Extracted records:
+-------+
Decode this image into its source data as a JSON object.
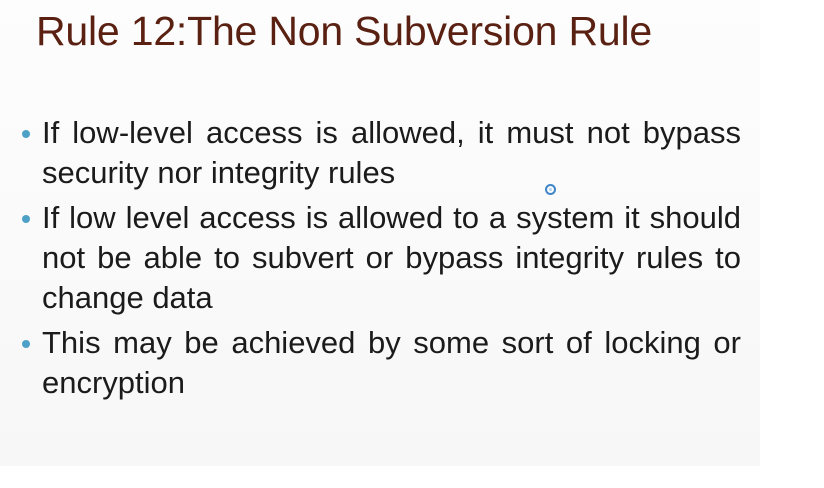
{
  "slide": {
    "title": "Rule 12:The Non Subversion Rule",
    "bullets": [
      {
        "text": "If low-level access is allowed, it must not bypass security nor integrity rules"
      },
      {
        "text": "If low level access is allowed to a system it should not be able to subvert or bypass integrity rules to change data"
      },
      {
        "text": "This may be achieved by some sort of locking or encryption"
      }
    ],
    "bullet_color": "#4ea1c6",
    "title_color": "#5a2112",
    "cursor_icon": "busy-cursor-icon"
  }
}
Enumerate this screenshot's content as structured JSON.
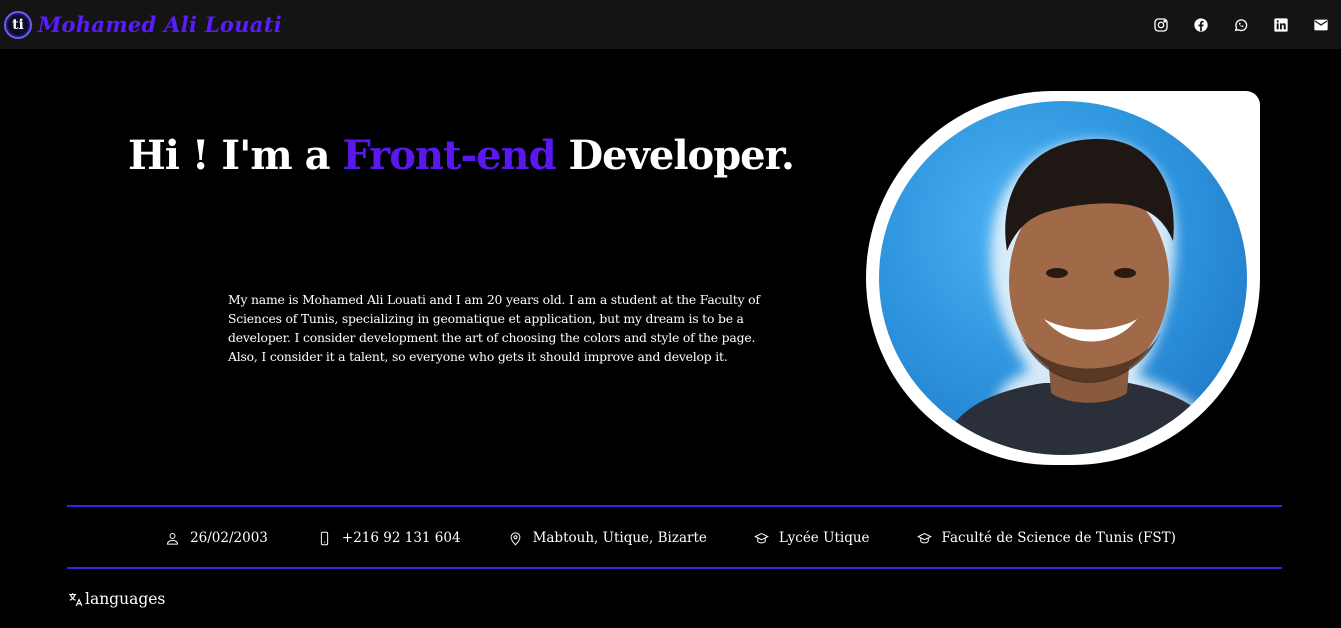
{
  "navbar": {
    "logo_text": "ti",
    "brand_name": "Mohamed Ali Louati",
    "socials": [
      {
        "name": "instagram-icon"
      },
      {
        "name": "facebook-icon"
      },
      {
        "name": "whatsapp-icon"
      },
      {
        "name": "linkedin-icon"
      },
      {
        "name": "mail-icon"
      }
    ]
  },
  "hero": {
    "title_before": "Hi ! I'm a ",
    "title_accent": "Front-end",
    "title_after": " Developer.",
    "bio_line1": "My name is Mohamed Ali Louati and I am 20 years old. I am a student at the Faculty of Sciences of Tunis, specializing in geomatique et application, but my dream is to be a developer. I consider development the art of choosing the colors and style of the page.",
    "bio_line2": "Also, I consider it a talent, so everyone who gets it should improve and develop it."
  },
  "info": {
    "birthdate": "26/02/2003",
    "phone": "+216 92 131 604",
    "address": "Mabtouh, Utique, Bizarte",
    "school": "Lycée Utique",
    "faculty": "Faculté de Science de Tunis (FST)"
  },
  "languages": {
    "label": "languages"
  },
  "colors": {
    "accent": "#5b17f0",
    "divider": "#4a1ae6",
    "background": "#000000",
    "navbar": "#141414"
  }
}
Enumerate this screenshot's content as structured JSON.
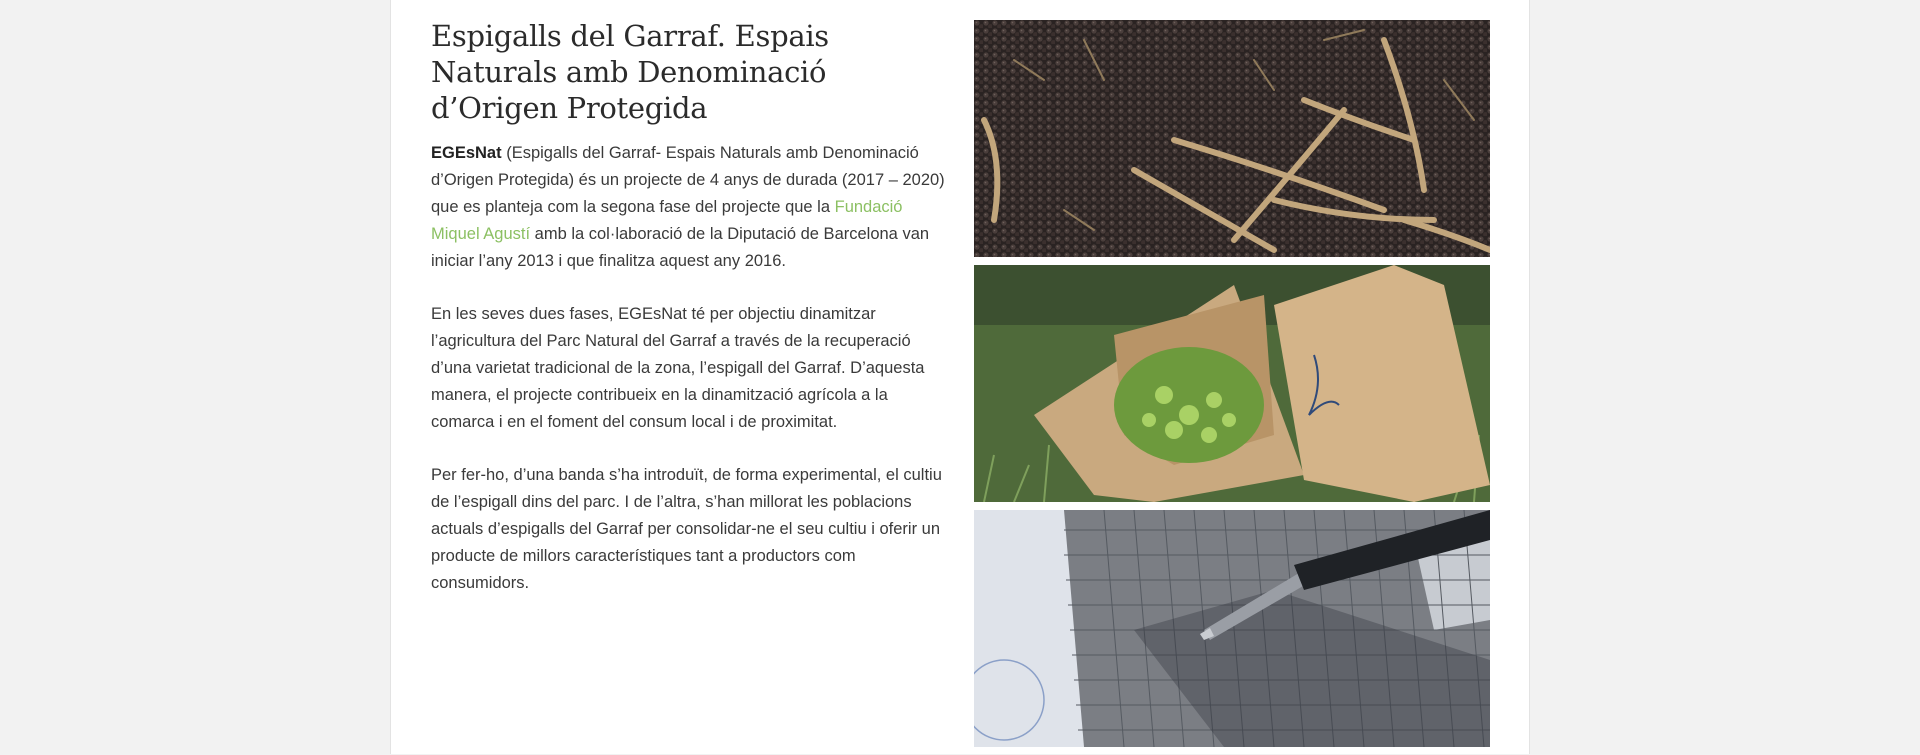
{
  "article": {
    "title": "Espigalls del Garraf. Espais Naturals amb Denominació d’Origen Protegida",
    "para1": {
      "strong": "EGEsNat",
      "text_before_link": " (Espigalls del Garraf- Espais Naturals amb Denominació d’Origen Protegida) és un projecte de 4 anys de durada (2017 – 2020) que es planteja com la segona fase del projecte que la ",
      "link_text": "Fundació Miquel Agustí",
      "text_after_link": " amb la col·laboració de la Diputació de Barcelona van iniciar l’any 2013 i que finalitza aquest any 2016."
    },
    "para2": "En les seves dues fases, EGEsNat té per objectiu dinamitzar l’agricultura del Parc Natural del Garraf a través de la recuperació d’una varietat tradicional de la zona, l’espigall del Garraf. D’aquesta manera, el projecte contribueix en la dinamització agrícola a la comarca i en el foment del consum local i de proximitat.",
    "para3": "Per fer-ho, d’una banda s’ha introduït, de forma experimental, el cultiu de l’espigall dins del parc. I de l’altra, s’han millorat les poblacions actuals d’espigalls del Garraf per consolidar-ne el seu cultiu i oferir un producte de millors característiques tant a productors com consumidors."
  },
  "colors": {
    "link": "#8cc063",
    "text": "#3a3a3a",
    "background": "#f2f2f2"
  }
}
+-------+
● Problem to work on: From the data above, write out everything exactly except the pictures.

● Result:
Decode this image into its source data as a JSON object.
{
  "slide": {
    "title": "Rule 12:The Non Subversion Rule",
    "bullets": [
      {
        "text": "If low-level access is allowed, it must not bypass security nor integrity rules"
      },
      {
        "text": "If low level access is allowed to a system it should not be able to subvert or bypass integrity rules to change data"
      },
      {
        "text": "This may be achieved by some sort of locking or encryption"
      }
    ],
    "bullet_color": "#4ea1c6",
    "title_color": "#5a2112",
    "cursor_icon": "busy-cursor-icon"
  }
}
Enumerate this screenshot's content as structured JSON.
{
  "navbar": {
    "logo_text": "ti",
    "brand_name": "Mohamed Ali Louati",
    "socials": [
      {
        "name": "instagram-icon"
      },
      {
        "name": "facebook-icon"
      },
      {
        "name": "whatsapp-icon"
      },
      {
        "name": "linkedin-icon"
      },
      {
        "name": "mail-icon"
      }
    ]
  },
  "hero": {
    "title_before": "Hi ! I'm a ",
    "title_accent": "Front-end",
    "title_after": " Developer.",
    "bio_line1": "My name is Mohamed Ali Louati and I am 20 years old. I am a student at the Faculty of Sciences of Tunis, specializing in geomatique et application, but my dream is to be a developer. I consider development the art of choosing the colors and style of the page.",
    "bio_line2": "Also, I consider it a talent, so everyone who gets it should improve and develop it."
  },
  "info": {
    "birthdate": "26/02/2003",
    "phone": "+216 92 131 604",
    "address": "Mabtouh, Utique, Bizarte",
    "school": "Lycée Utique",
    "faculty": "Faculté de Science de Tunis (FST)"
  },
  "languages": {
    "label": "languages"
  },
  "colors": {
    "accent": "#5b17f0",
    "divider": "#4a1ae6",
    "background": "#000000",
    "navbar": "#141414"
  }
}
Enumerate this screenshot's content as structured JSON.
{
  "article": {
    "title": "Espigalls del Garraf. Espais Naturals amb Denominació d’Origen Protegida",
    "para1": {
      "strong": "EGEsNat",
      "text_before_link": " (Espigalls del Garraf- Espais Naturals amb Denominació d’Origen Protegida) és un projecte de 4 anys de durada (2017 – 2020) que es planteja com la segona fase del projecte que la ",
      "link_text": "Fundació Miquel Agustí",
      "text_after_link": " amb la col·laboració de la Diputació de Barcelona van iniciar l’any 2013 i que finalitza aquest any 2016."
    },
    "para2": "En les seves dues fases, EGEsNat té per objectiu dinamitzar l’agricultura del Parc Natural del Garraf a través de la recuperació d’una varietat tradicional de la zona, l’espigall del Garraf. D’aquesta manera, el projecte contribueix en la dinamització agrícola a la comarca i en el foment del consum local i de proximitat.",
    "para3": "Per fer-ho, d’una banda s’ha introduït, de forma experimental, el cultiu de l’espigall dins del parc. I de l’altra, s’han millorat les poblacions actuals d’espigalls del Garraf per consolidar-ne el seu cultiu i oferir un producte de millors característiques tant a productors com consumidors."
  },
  "colors": {
    "link": "#8cc063",
    "text": "#3a3a3a",
    "background": "#f2f2f2"
  }
}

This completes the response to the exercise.